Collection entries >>
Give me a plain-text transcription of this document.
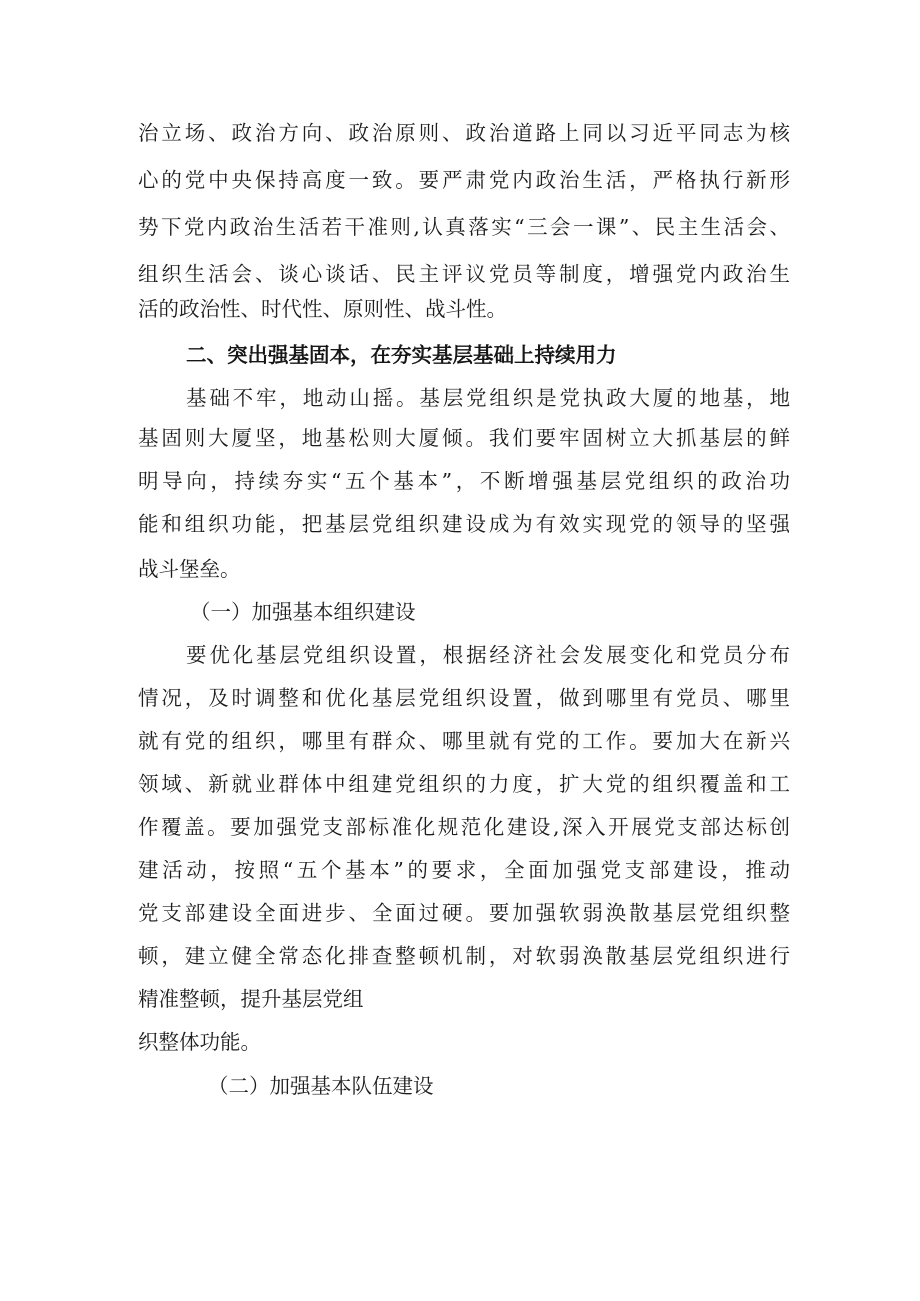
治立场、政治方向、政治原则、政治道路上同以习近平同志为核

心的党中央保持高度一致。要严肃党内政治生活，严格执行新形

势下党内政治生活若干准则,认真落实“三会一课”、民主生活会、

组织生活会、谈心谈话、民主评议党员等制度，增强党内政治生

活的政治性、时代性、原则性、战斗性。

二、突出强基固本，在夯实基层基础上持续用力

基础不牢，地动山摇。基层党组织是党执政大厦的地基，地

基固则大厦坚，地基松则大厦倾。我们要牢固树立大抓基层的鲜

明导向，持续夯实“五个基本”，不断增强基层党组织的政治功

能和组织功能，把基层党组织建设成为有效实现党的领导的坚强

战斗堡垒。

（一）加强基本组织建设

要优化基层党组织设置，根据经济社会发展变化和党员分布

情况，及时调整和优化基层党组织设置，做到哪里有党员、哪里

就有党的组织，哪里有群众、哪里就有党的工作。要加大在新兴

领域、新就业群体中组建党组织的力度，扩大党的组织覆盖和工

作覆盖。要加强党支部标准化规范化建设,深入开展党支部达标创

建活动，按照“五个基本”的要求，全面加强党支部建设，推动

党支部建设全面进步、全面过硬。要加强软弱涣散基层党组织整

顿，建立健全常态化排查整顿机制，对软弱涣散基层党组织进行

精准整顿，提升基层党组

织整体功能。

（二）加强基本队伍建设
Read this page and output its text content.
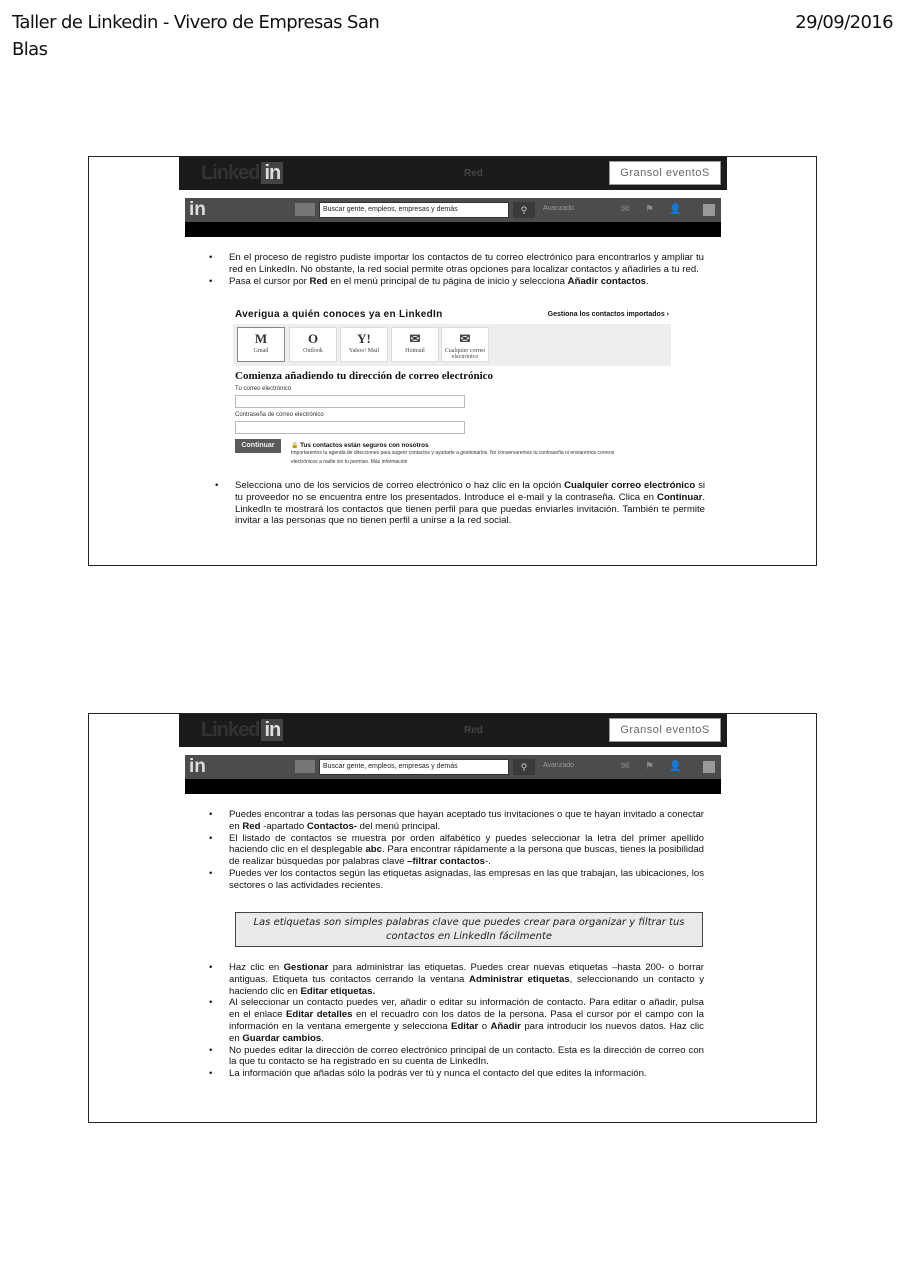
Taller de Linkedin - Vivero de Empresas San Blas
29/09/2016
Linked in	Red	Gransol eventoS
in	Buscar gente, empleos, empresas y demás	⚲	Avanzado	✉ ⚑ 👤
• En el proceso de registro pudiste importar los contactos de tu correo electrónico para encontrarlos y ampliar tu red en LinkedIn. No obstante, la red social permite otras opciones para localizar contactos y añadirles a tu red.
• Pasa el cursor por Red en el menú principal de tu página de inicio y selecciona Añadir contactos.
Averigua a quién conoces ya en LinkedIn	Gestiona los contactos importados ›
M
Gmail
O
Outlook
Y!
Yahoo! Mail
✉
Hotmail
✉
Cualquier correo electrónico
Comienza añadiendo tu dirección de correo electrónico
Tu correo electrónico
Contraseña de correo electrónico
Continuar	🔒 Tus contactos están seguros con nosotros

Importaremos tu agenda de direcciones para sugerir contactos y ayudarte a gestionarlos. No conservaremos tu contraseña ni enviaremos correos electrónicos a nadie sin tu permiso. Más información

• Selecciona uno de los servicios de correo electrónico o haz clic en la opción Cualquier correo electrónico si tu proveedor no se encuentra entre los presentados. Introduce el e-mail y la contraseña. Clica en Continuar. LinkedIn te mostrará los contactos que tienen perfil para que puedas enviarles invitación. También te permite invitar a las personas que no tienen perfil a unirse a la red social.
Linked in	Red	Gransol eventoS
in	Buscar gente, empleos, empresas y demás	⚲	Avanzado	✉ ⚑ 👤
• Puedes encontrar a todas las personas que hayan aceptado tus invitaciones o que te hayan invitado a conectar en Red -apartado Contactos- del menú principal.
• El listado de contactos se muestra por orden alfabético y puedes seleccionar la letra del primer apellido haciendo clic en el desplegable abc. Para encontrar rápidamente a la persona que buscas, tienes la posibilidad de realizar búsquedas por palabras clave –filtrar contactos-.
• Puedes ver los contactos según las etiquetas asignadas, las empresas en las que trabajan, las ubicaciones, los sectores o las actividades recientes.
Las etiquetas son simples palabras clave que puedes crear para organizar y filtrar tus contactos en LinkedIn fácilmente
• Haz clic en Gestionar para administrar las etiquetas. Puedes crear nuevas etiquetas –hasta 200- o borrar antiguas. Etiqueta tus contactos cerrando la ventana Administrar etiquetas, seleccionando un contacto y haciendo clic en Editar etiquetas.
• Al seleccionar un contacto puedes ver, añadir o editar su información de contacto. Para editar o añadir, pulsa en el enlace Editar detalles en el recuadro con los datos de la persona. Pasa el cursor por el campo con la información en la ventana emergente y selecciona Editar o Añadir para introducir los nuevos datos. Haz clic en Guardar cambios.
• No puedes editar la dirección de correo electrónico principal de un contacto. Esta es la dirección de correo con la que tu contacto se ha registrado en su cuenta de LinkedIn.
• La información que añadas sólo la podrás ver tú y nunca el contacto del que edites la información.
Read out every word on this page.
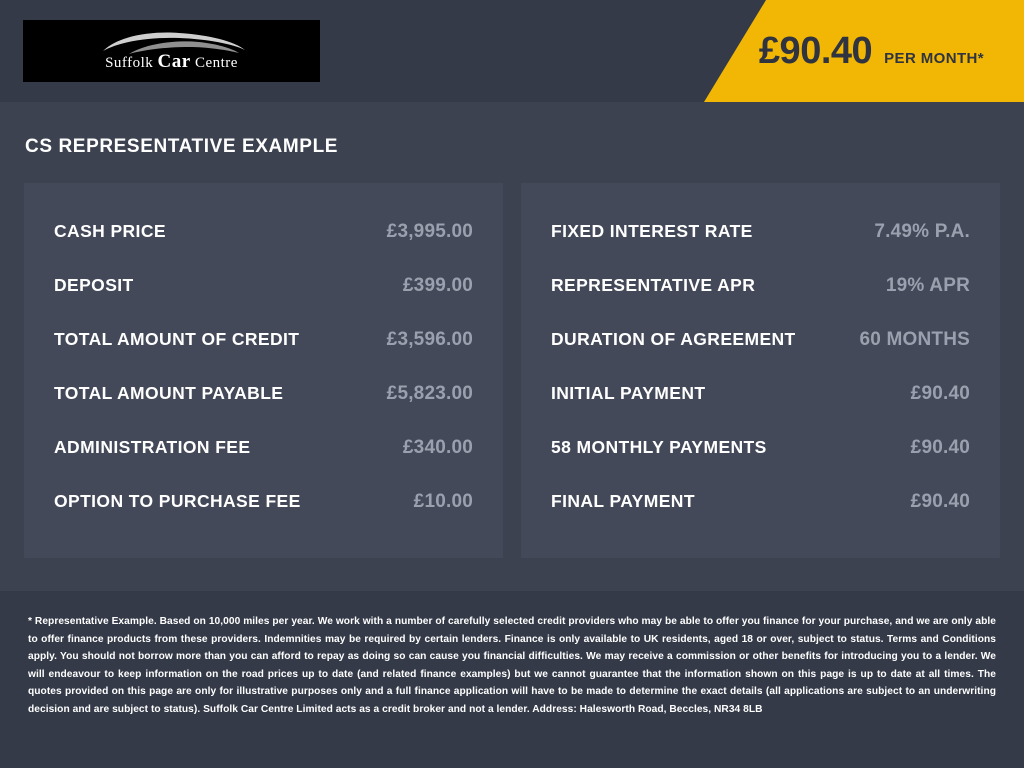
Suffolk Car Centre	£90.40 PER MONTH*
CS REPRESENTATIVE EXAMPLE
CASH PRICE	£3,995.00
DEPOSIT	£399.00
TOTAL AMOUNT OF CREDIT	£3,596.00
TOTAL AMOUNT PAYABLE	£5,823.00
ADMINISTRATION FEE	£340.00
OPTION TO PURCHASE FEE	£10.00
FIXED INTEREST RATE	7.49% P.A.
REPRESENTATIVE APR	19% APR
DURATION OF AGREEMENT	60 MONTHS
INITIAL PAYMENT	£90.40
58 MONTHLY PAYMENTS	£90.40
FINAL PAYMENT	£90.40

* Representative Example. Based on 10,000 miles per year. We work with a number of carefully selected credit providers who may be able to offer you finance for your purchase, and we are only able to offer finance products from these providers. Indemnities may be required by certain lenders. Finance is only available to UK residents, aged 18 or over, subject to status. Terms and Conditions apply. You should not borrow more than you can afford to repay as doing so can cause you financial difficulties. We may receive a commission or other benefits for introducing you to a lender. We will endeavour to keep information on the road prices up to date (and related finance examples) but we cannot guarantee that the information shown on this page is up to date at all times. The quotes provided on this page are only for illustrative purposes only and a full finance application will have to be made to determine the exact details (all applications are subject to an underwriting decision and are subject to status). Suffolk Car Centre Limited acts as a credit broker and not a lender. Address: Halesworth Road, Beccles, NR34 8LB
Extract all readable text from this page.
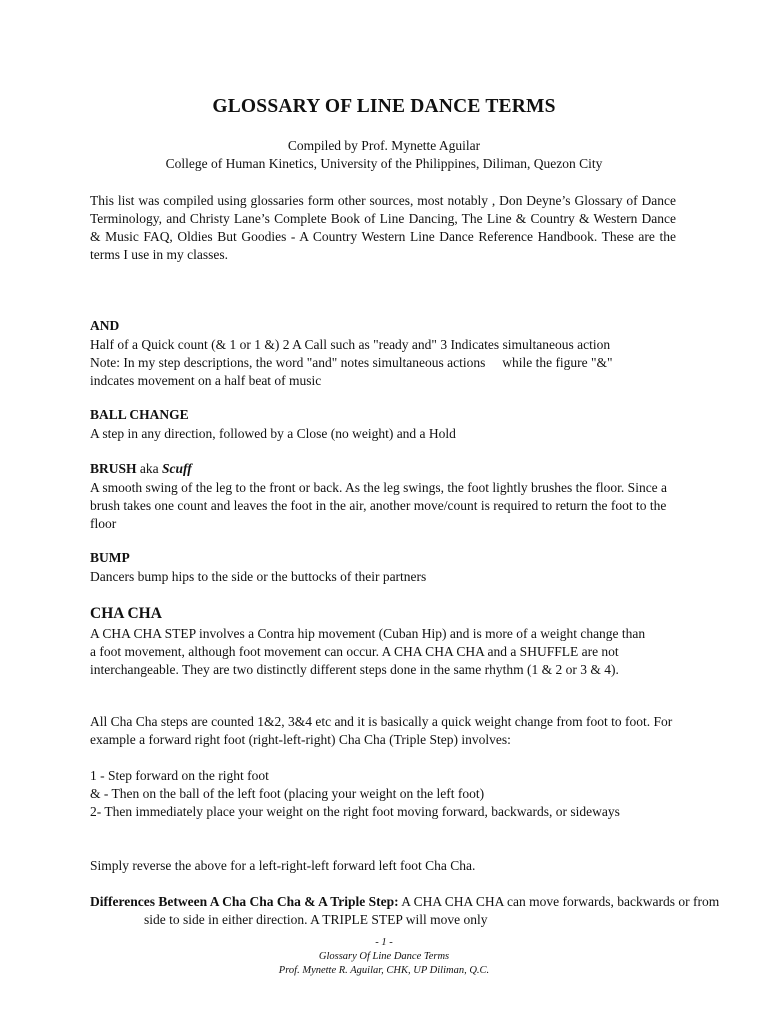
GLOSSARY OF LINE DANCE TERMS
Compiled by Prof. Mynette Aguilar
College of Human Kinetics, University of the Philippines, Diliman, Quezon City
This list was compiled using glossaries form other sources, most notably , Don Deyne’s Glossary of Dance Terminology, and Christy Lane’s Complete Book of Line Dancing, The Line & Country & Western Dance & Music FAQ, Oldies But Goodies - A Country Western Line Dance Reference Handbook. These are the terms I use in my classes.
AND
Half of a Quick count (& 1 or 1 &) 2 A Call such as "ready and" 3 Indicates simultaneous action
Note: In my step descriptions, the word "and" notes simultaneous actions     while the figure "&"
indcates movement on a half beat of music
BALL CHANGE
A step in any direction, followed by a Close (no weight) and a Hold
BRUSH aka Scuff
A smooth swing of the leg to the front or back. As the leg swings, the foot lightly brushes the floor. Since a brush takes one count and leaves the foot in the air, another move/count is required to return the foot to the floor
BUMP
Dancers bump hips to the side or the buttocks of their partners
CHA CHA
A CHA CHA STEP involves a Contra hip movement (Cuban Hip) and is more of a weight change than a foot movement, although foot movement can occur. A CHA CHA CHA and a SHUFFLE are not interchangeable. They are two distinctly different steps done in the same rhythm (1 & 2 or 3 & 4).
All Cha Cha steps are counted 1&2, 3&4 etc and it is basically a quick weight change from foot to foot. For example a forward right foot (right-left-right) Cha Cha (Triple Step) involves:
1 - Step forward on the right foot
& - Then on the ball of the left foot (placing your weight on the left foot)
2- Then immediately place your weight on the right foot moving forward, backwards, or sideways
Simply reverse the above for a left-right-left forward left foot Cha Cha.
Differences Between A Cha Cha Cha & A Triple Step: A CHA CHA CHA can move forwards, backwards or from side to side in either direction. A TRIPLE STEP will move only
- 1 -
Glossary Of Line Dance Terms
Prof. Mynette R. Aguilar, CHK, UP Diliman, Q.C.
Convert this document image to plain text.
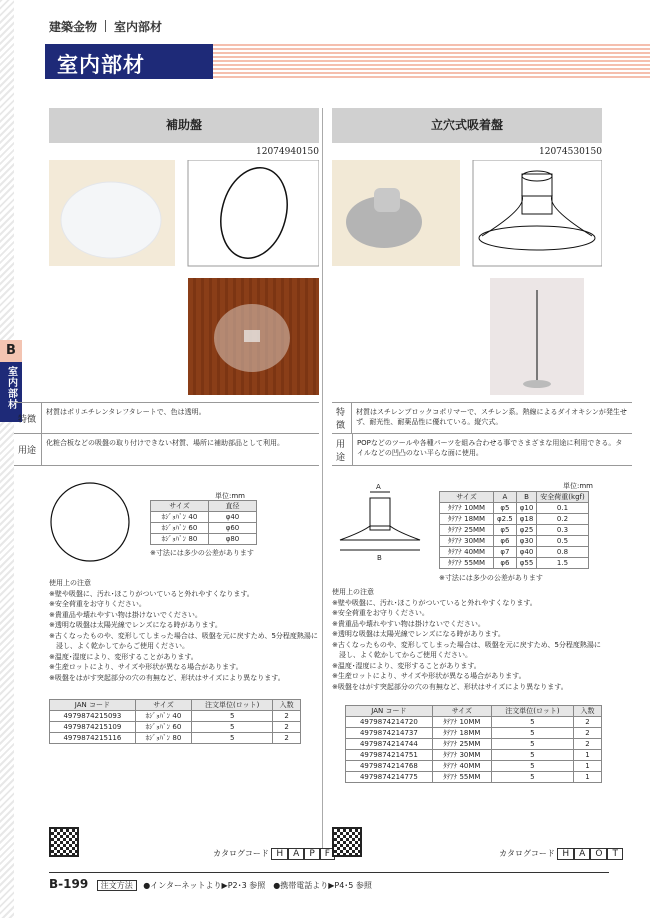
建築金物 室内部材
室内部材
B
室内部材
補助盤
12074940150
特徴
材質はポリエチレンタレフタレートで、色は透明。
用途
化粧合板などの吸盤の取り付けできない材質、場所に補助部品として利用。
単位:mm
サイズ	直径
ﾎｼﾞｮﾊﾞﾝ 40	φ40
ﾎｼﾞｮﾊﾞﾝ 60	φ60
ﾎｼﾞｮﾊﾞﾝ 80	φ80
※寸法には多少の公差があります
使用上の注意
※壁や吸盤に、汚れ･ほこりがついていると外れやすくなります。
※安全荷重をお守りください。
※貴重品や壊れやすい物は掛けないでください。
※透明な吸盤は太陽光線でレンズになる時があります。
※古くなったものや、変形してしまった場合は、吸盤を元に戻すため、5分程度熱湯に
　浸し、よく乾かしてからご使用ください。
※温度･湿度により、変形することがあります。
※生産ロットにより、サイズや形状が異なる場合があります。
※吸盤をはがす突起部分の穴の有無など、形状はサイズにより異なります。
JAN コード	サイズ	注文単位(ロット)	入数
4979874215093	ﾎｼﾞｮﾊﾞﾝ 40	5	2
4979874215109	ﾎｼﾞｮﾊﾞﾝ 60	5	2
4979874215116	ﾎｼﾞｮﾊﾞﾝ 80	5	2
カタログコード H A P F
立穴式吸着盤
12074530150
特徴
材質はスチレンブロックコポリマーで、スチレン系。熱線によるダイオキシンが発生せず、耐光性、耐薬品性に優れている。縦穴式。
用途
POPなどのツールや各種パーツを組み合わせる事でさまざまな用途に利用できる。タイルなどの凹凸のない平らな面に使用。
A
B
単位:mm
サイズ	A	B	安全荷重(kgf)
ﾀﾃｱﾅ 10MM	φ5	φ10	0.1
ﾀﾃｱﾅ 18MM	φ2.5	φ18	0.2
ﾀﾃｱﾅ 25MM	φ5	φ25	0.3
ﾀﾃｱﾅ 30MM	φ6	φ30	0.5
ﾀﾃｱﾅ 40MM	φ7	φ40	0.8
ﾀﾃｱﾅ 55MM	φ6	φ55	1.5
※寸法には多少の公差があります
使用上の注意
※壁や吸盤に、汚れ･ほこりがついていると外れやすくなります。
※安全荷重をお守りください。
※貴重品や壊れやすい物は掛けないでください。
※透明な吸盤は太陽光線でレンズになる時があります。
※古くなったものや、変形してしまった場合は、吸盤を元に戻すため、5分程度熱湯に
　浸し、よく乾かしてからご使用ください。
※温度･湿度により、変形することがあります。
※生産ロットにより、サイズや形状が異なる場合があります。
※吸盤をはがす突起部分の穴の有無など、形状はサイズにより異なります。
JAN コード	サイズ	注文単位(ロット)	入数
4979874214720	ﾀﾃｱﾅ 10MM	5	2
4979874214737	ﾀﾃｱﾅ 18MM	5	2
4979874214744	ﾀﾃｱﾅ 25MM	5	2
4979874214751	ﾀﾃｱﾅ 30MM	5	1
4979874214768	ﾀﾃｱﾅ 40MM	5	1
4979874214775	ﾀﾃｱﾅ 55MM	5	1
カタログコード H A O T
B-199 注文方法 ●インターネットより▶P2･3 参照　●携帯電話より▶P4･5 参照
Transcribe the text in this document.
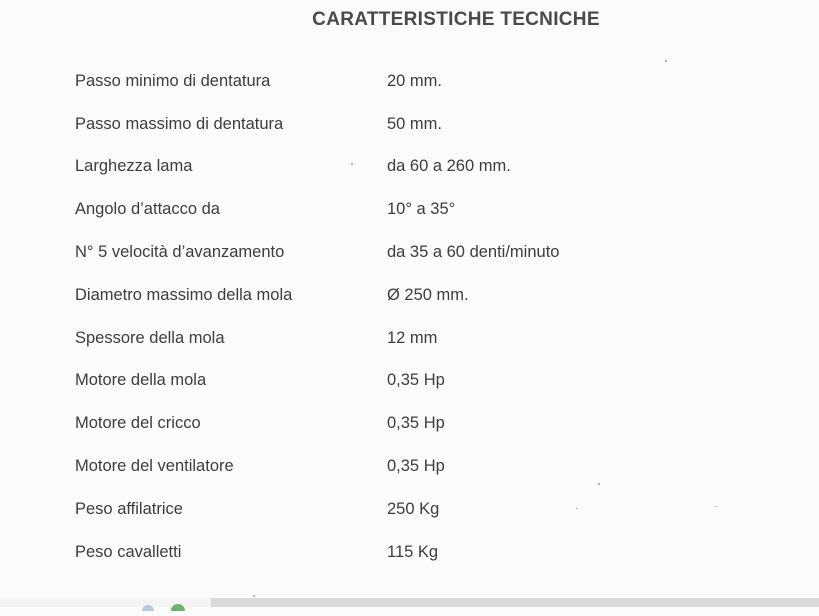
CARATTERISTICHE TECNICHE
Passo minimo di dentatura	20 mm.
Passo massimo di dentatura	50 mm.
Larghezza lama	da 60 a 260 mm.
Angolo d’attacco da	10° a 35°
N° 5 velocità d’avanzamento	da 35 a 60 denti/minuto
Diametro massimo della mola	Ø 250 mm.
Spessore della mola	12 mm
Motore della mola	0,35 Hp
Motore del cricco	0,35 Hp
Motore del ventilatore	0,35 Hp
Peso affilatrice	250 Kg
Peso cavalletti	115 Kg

What needs to be done >> Find how many lines in the listing contain the word "Motore" and give that count alone.

Exercise solution >> 3